**Material for this task:**

####################

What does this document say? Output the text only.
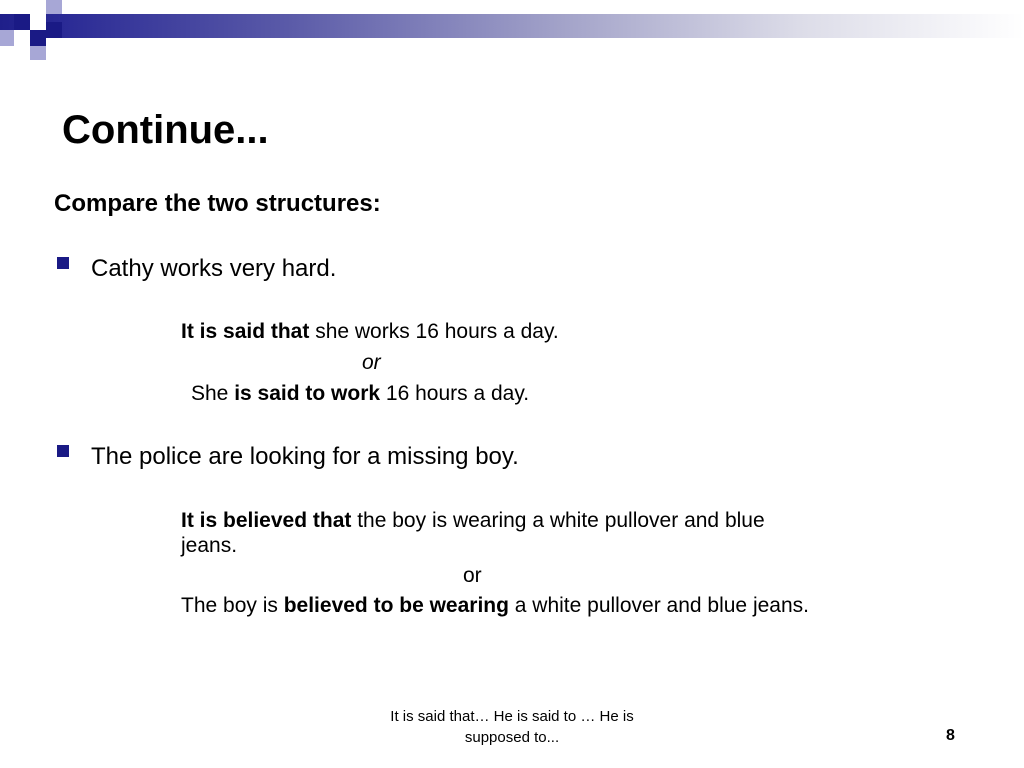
Continue...
Compare the two structures:
Cathy works very hard.
It is said that she works 16 hours a day.
or
She is said to work 16 hours a day.
The police are looking for a missing boy.
It is believed that the boy is wearing a white pullover and blue
jeans.
or
The boy is believed to be wearing a white pullover and blue jeans.
It is said that… He is said to … He is supposed to...	8
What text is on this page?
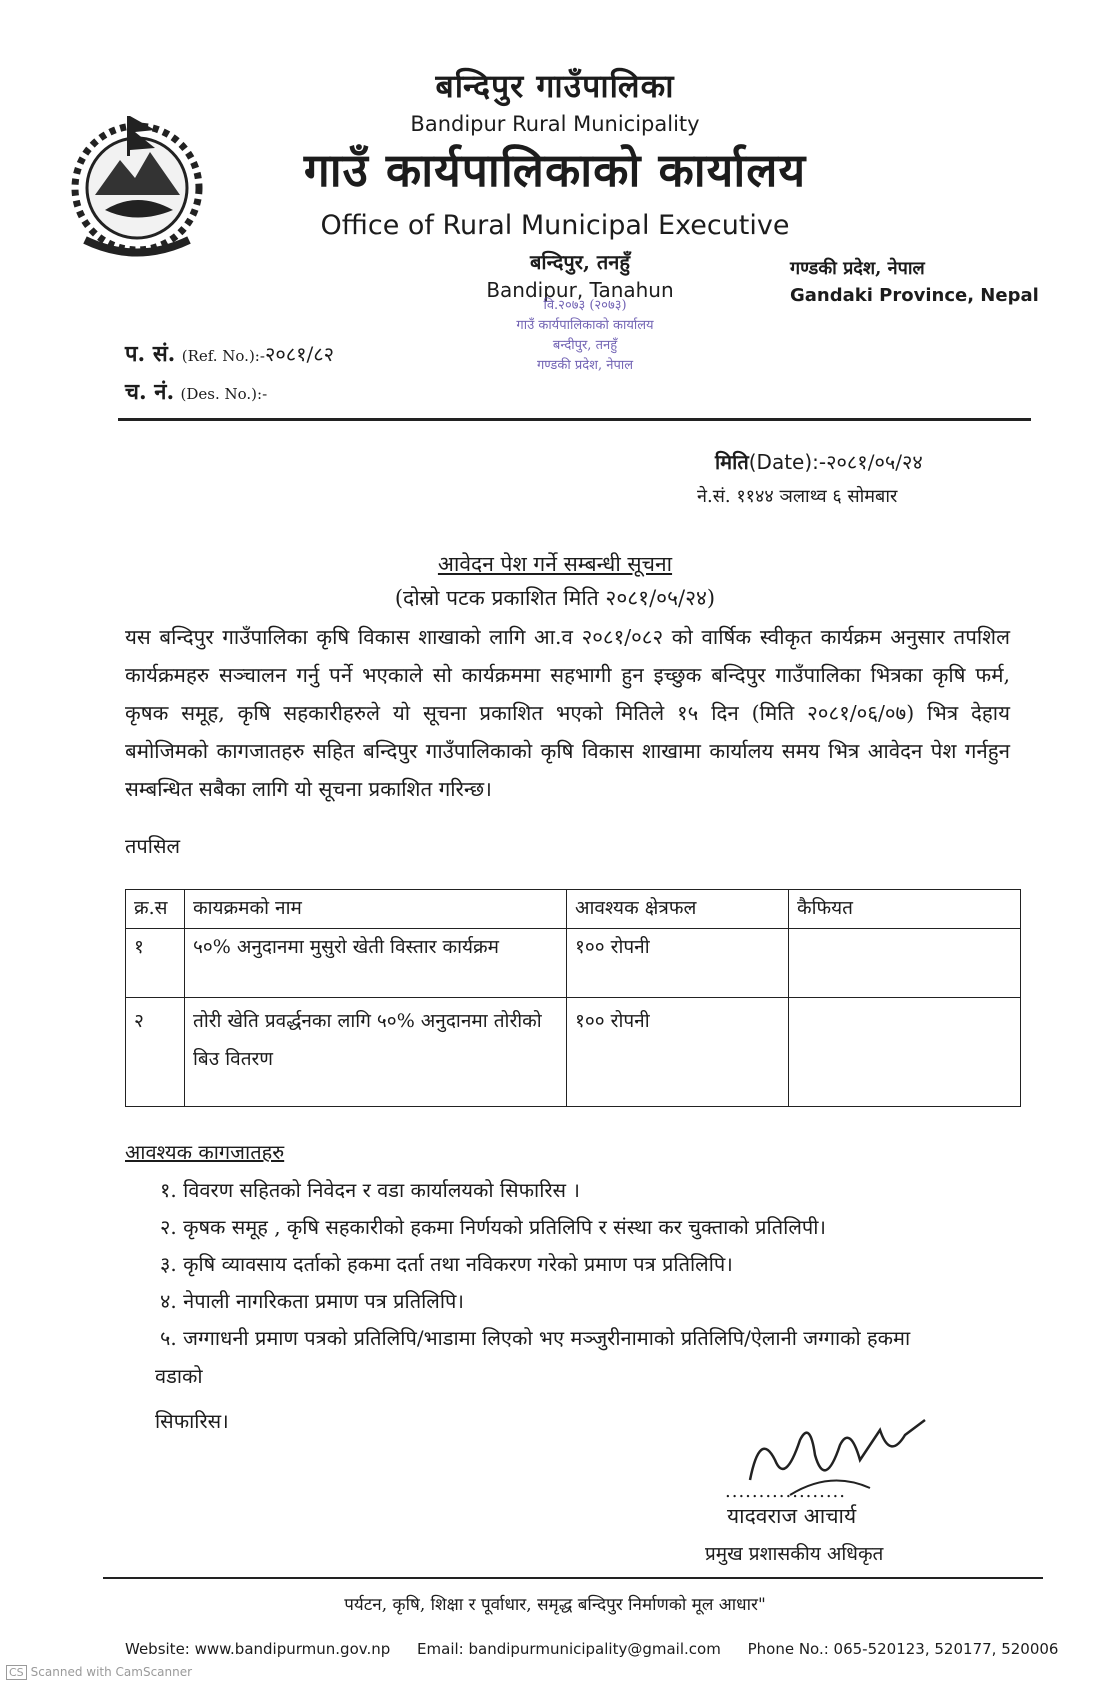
बन्दिपुर गाउँपालिका
Bandipur Rural Municipality
गाउँ कार्यपालिकाको कार्यालय
Office of Rural Municipal Executive
बन्दिपुर, तनहुँ
Bandipur, Tanahun
गण्डकी प्रदेश, नेपाल
Gandaki Province, Nepal
वि.२०७३ (२०७३)
गाउँ कार्यपालिकाको कार्यालय
बन्दीपुर, तनहुँ
गण्डकी प्रदेश, नेपाल
प. सं. (Ref. No.):-२०८१/८२
च. नं. (Des. No.):-
मिति(Date):-२०८१/०५/२४
ने.सं. ११४४ ञलाथ्व ६ सोमबार
आवेदन पेश गर्ने सम्बन्धी सूचना
(दोस्रो पटक प्रकाशित मिति २०८१/०५/२४)
यस बन्दिपुर गाउँपालिका कृषि विकास शाखाको लागि आ.व २०८१/०८२ को वार्षिक स्वीकृत कार्यक्रम अनुसार तपशिल कार्यक्रमहरु सञ्चालन गर्नु पर्ने भएकाले सो कार्यक्रममा सहभागी हुन इच्छुक बन्दिपुर गाउँपालिका भित्रका कृषि फर्म, कृषक समूह, कृषि सहकारीहरुले यो सूचना प्रकाशित भएको मितिले १५ दिन (मिति २०८१/०६/०७) भित्र देहाय बमोजिमको कागजातहरु सहित बन्दिपुर गाउँपालिकाको कृषि विकास शाखामा कार्यालय समय भित्र आवेदन पेश गर्नहुन सम्बन्धित सबैका लागि यो सूचना प्रकाशित गरिन्छ।
तपसिल
क्र.स	कायक्रमको नाम	आवश्यक क्षेत्रफल	कैफियत
१	५०% अनुदानमा मुसुरो खेती विस्तार कार्यक्रम	१०० रोपनी	
२	तोरी खेति प्रवर्द्धनका लागि ५०% अनुदानमा तोरीको बिउ वितरण	१०० रोपनी	
आवश्यक कागजातहरु
१. विवरण सहितको निवेदन र वडा कार्यालयको सिफारिस ।
२. कृषक समूह , कृषि सहकारीको हकमा निर्णयको प्रतिलिपि र संस्था कर चुक्ताको प्रतिलिपी।
३. कृषि व्यावसाय दर्ताको हकमा दर्ता तथा नविकरण गरेको प्रमाण पत्र प्रतिलिपि।
४. नेपाली नागरिकता प्रमाण पत्र प्रतिलिपि।
५. जग्गाधनी प्रमाण पत्रको प्रतिलिपि/भाडामा लिएको भए मञ्जुरीनामाको प्रतिलिपि/ऐलानी जग्गाको हकमा
वडाको
सिफारिस।
..................
यादवराज आचार्य
प्रमुख प्रशासकीय अधिकृत
पर्यटन, कृषि, शिक्षा र पूर्वाधार, समृद्ध बन्दिपुर निर्माणको मूल आधार"
Website: www.bandipurmun.gov.np Email: bandipurmunicipality@gmail.com Phone No.: 065-520123, 520177, 520006
CS Scanned with CamScanner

####################

**Aim:**
Restate the data above word for word. Do not include the images.

**Answer below:**
What does this document say? Output the text only.
Continue...
Compare the two structures:
Cathy works very hard.
It is said that she works 16 hours a day.
or
She is said to work 16 hours a day.
The police are looking for a missing boy.
It is believed that the boy is wearing a white pullover and blue
jeans.
or
The boy is believed to be wearing a white pullover and blue jeans.
It is said that… He is said to … He is supposed to...	8
What text is on this page?
बन्दिपुर गाउँपालिका
Bandipur Rural Municipality
गाउँ कार्यपालिकाको कार्यालय
Office of Rural Municipal Executive
बन्दिपुर, तनहुँ
Bandipur, Tanahun
गण्डकी प्रदेश, नेपाल
Gandaki Province, Nepal
वि.२०७३ (२०७३)
गाउँ कार्यपालिकाको कार्यालय
बन्दीपुर, तनहुँ
गण्डकी प्रदेश, नेपाल
प. सं. (Ref. No.):-२०८१/८२
च. नं. (Des. No.):-
मिति(Date):-२०८१/०५/२४
ने.सं. ११४४ ञलाथ्व ६ सोमबार
आवेदन पेश गर्ने सम्बन्धी सूचना
(दोस्रो पटक प्रकाशित मिति २०८१/०५/२४)
यस बन्दिपुर गाउँपालिका कृषि विकास शाखाको लागि आ.व २०८१/०८२ को वार्षिक स्वीकृत कार्यक्रम अनुसार तपशिल कार्यक्रमहरु सञ्चालन गर्नु पर्ने भएकाले सो कार्यक्रममा सहभागी हुन इच्छुक बन्दिपुर गाउँपालिका भित्रका कृषि फर्म, कृषक समूह, कृषि सहकारीहरुले यो सूचना प्रकाशित भएको मितिले १५ दिन (मिति २०८१/०६/०७) भित्र देहाय बमोजिमको कागजातहरु सहित बन्दिपुर गाउँपालिकाको कृषि विकास शाखामा कार्यालय समय भित्र आवेदन पेश गर्नहुन सम्बन्धित सबैका लागि यो सूचना प्रकाशित गरिन्छ।
तपसिल
क्र.स	कायक्रमको नाम	आवश्यक क्षेत्रफल	कैफियत
१	५०% अनुदानमा मुसुरो खेती विस्तार कार्यक्रम	१०० रोपनी	
२	तोरी खेति प्रवर्द्धनका लागि ५०% अनुदानमा तोरीको बिउ वितरण	१०० रोपनी	
आवश्यक कागजातहरु
१. विवरण सहितको निवेदन र वडा कार्यालयको सिफारिस ।
२. कृषक समूह , कृषि सहकारीको हकमा निर्णयको प्रतिलिपि र संस्था कर चुक्ताको प्रतिलिपी।
३. कृषि व्यावसाय दर्ताको हकमा दर्ता तथा नविकरण गरेको प्रमाण पत्र प्रतिलिपि।
४. नेपाली नागरिकता प्रमाण पत्र प्रतिलिपि।
५. जग्गाधनी प्रमाण पत्रको प्रतिलिपि/भाडामा लिएको भए मञ्जुरीनामाको प्रतिलिपि/ऐलानी जग्गाको हकमा
वडाको
सिफारिस।
..................
यादवराज आचार्य
प्रमुख प्रशासकीय अधिकृत
पर्यटन, कृषि, शिक्षा र पूर्वाधार, समृद्ध बन्दिपुर निर्माणको मूल आधार"
Website: www.bandipurmun.gov.np Email: bandipurmunicipality@gmail.com Phone No.: 065-520123, 520177, 520006
CS Scanned with CamScanner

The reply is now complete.